THE TASK
Locate every line in the material below that has the word "bottom". Copy each of those lines.

Figure contents as structured data

--*--

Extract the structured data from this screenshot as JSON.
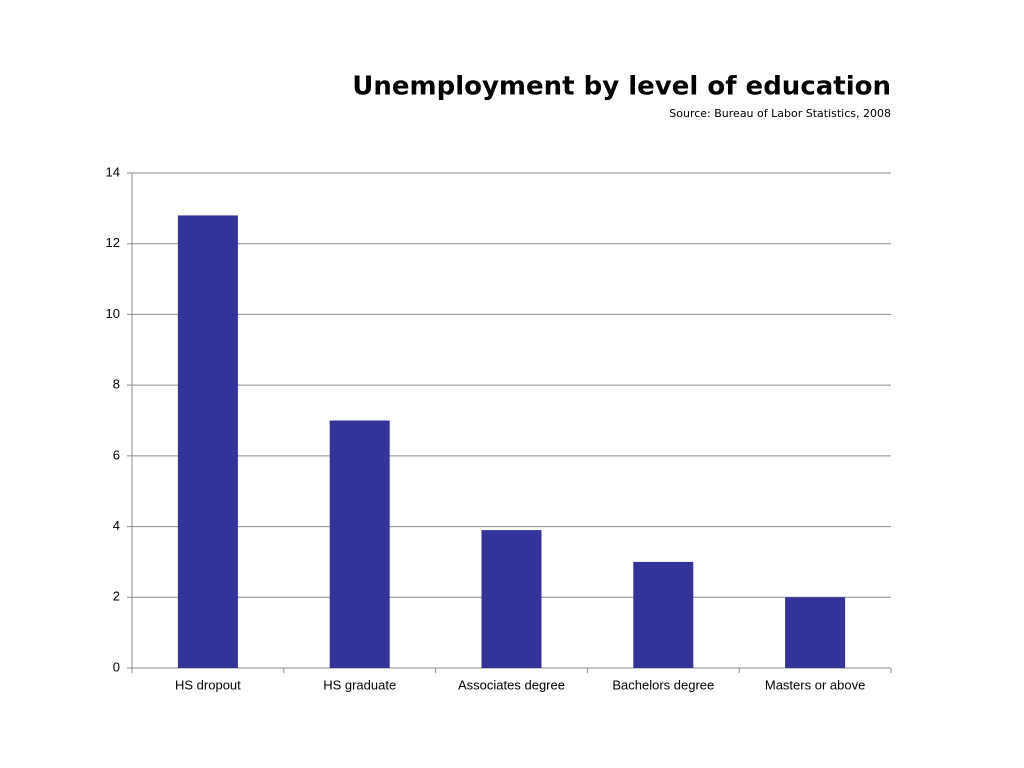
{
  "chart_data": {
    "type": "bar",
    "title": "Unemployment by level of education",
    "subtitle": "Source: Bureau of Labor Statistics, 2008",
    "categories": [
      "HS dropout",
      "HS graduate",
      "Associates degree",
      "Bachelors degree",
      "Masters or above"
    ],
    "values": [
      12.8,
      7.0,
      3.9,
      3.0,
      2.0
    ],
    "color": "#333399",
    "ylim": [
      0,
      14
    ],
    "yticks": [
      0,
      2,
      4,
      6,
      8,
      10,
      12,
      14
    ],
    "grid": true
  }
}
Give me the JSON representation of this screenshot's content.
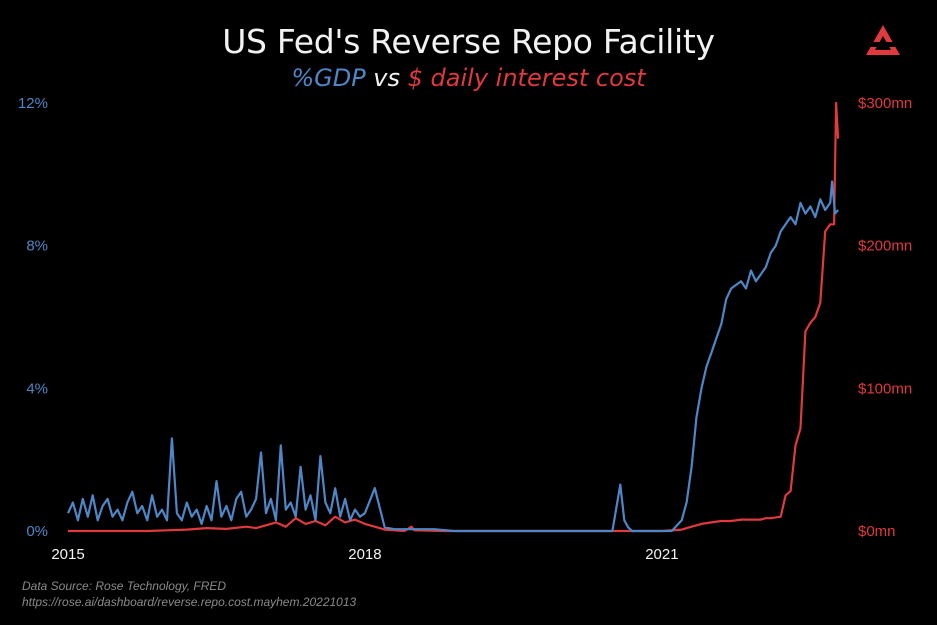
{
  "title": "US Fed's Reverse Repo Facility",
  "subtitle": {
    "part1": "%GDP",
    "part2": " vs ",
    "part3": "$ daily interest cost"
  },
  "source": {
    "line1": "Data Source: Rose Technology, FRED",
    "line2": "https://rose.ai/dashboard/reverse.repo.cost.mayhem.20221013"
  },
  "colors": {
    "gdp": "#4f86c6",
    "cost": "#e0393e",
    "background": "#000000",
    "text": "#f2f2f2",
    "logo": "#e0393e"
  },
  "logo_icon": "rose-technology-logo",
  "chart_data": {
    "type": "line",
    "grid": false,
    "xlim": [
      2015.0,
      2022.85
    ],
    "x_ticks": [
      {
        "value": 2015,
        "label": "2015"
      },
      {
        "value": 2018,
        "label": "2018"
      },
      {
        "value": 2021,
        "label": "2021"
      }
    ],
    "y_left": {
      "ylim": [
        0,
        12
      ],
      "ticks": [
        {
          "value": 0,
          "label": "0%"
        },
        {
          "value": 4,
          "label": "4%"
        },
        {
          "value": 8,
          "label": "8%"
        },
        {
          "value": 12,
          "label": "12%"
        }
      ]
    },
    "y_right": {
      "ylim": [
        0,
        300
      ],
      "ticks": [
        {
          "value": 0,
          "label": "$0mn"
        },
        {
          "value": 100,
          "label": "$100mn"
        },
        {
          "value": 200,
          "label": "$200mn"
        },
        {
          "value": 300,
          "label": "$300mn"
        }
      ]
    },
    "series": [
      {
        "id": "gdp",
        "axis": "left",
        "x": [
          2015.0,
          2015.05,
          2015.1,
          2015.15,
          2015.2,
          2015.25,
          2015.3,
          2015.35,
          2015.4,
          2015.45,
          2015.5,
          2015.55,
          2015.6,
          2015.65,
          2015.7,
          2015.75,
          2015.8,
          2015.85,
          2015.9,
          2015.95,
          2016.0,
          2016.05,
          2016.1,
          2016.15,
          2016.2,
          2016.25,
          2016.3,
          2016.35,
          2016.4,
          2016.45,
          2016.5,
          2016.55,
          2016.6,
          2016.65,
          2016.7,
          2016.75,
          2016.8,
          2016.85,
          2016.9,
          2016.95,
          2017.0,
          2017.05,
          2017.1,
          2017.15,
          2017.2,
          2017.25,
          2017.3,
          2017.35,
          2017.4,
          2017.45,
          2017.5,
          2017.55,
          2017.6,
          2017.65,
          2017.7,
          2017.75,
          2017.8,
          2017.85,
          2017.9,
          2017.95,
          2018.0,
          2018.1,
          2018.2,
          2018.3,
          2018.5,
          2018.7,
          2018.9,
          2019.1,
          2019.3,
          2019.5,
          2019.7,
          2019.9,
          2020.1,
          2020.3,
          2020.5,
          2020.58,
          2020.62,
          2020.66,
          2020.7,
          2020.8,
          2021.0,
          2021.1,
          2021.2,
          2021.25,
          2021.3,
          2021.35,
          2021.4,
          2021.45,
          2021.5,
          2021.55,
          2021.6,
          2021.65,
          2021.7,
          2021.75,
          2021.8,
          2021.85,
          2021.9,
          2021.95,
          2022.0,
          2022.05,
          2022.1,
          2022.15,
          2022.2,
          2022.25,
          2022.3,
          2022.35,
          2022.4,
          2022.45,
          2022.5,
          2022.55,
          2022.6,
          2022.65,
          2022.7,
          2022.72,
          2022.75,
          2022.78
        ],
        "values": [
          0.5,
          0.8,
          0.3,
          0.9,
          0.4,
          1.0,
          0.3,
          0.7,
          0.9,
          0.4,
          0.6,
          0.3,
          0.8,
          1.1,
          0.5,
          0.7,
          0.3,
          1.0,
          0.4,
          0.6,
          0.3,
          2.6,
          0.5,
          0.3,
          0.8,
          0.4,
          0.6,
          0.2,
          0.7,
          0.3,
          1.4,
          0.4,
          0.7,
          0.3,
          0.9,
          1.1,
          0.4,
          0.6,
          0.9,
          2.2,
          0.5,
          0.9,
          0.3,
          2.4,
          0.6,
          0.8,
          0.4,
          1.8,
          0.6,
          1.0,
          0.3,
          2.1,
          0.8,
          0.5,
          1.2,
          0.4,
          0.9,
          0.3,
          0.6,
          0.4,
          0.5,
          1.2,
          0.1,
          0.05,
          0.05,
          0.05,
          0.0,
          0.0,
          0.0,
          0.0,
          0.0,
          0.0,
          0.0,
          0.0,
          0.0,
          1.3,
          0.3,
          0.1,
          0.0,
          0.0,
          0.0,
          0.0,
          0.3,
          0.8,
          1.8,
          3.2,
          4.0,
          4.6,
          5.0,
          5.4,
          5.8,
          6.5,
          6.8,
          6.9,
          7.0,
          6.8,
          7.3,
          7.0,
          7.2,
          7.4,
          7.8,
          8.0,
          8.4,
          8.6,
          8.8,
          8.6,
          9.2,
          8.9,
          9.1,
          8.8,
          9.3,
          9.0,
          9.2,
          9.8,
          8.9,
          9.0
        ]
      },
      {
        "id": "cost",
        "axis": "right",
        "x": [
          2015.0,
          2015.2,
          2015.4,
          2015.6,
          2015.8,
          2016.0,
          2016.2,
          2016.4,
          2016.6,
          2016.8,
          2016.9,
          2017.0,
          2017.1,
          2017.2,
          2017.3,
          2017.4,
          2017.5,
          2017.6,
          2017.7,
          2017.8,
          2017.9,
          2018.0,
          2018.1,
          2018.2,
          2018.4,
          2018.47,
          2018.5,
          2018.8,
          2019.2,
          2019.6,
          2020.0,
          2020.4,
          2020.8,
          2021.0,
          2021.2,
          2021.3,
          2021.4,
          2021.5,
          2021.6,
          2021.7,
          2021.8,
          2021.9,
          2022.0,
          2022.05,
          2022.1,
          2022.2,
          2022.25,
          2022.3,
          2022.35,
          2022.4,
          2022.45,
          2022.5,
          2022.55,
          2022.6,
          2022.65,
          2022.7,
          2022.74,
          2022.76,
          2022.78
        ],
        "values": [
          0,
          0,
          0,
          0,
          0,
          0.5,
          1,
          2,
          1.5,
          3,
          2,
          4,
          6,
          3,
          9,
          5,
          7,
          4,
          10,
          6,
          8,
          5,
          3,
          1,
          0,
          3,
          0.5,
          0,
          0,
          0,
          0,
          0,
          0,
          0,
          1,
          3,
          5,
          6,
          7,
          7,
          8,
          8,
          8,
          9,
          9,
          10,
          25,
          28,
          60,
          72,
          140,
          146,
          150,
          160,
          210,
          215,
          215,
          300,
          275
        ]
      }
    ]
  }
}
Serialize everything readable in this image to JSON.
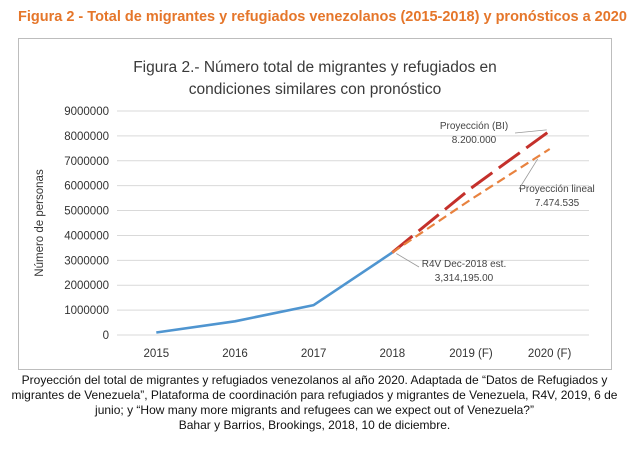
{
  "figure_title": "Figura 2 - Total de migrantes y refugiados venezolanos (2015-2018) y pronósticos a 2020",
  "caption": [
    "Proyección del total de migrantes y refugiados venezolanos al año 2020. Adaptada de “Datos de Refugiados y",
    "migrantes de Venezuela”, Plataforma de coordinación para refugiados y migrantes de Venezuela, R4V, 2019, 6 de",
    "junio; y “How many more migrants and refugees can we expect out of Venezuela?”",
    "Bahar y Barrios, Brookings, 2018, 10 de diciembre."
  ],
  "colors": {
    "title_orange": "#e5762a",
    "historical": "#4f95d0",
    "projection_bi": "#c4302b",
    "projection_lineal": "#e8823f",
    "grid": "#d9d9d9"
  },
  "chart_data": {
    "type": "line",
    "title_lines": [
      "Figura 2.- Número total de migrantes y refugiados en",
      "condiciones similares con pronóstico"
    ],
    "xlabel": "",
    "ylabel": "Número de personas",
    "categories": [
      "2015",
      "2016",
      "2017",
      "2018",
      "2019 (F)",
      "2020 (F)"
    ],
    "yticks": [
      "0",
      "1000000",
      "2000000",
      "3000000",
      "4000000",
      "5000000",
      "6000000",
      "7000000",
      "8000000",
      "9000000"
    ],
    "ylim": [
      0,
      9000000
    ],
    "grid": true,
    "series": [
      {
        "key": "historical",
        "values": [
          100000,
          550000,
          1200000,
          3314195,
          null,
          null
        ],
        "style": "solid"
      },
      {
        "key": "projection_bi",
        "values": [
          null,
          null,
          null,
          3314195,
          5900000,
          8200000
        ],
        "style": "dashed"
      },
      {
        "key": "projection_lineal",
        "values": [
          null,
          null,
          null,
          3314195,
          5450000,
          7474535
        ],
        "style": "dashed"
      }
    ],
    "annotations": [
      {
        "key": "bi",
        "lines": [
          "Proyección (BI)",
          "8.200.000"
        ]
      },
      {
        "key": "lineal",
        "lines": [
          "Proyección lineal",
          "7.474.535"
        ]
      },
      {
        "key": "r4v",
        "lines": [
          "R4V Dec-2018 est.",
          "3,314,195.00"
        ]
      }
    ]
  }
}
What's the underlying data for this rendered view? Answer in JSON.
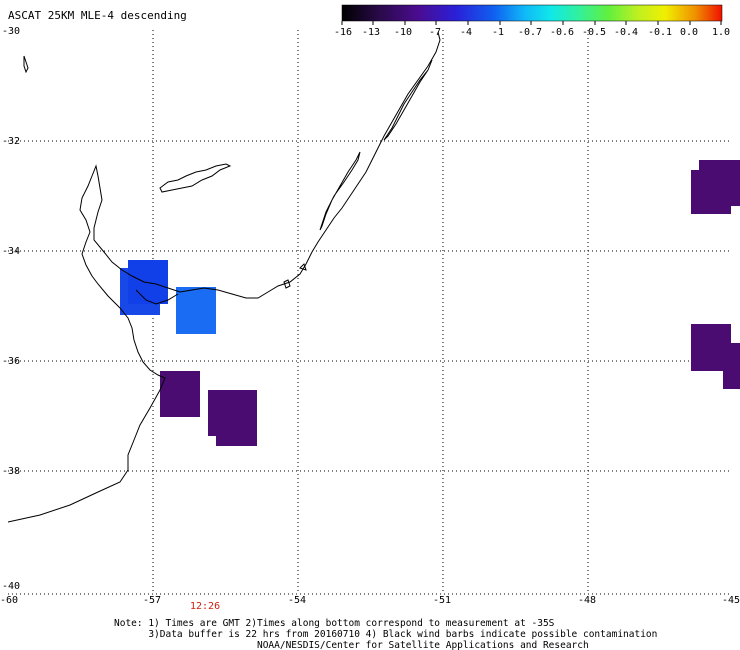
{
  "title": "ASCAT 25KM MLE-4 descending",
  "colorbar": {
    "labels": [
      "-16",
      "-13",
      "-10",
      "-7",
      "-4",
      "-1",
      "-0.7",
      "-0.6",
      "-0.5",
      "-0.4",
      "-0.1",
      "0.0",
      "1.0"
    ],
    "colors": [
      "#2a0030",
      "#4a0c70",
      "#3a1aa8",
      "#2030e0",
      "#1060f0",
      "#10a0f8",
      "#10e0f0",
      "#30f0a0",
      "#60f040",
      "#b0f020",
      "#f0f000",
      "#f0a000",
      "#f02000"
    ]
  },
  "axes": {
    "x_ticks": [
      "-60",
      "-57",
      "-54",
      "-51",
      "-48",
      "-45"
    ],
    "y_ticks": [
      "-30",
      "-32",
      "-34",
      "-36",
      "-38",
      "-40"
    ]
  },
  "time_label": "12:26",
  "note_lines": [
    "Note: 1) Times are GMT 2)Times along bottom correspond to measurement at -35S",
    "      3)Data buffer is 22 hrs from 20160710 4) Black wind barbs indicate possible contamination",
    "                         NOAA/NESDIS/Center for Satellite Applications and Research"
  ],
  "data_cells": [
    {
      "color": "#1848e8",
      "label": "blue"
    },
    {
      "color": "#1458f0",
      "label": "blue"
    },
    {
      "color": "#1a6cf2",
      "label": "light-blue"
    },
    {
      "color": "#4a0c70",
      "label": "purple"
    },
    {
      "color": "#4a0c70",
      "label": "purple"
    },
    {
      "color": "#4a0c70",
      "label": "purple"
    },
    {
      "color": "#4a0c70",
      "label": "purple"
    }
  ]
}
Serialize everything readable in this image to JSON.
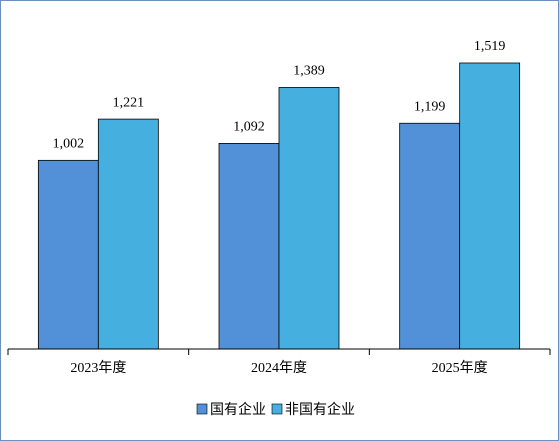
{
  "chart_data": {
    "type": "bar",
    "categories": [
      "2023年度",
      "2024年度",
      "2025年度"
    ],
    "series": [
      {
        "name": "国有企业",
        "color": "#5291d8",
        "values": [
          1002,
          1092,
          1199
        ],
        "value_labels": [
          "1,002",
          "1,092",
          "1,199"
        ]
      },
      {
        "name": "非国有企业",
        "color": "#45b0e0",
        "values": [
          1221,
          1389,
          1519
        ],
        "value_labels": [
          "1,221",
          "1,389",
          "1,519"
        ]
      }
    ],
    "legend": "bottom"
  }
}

--*--

RESULT FOR THIS EXERCISE
    "Note: 1) Times are GMT 2)Times along bottom correspond to measurement at -35S",
    "legend": "bottom"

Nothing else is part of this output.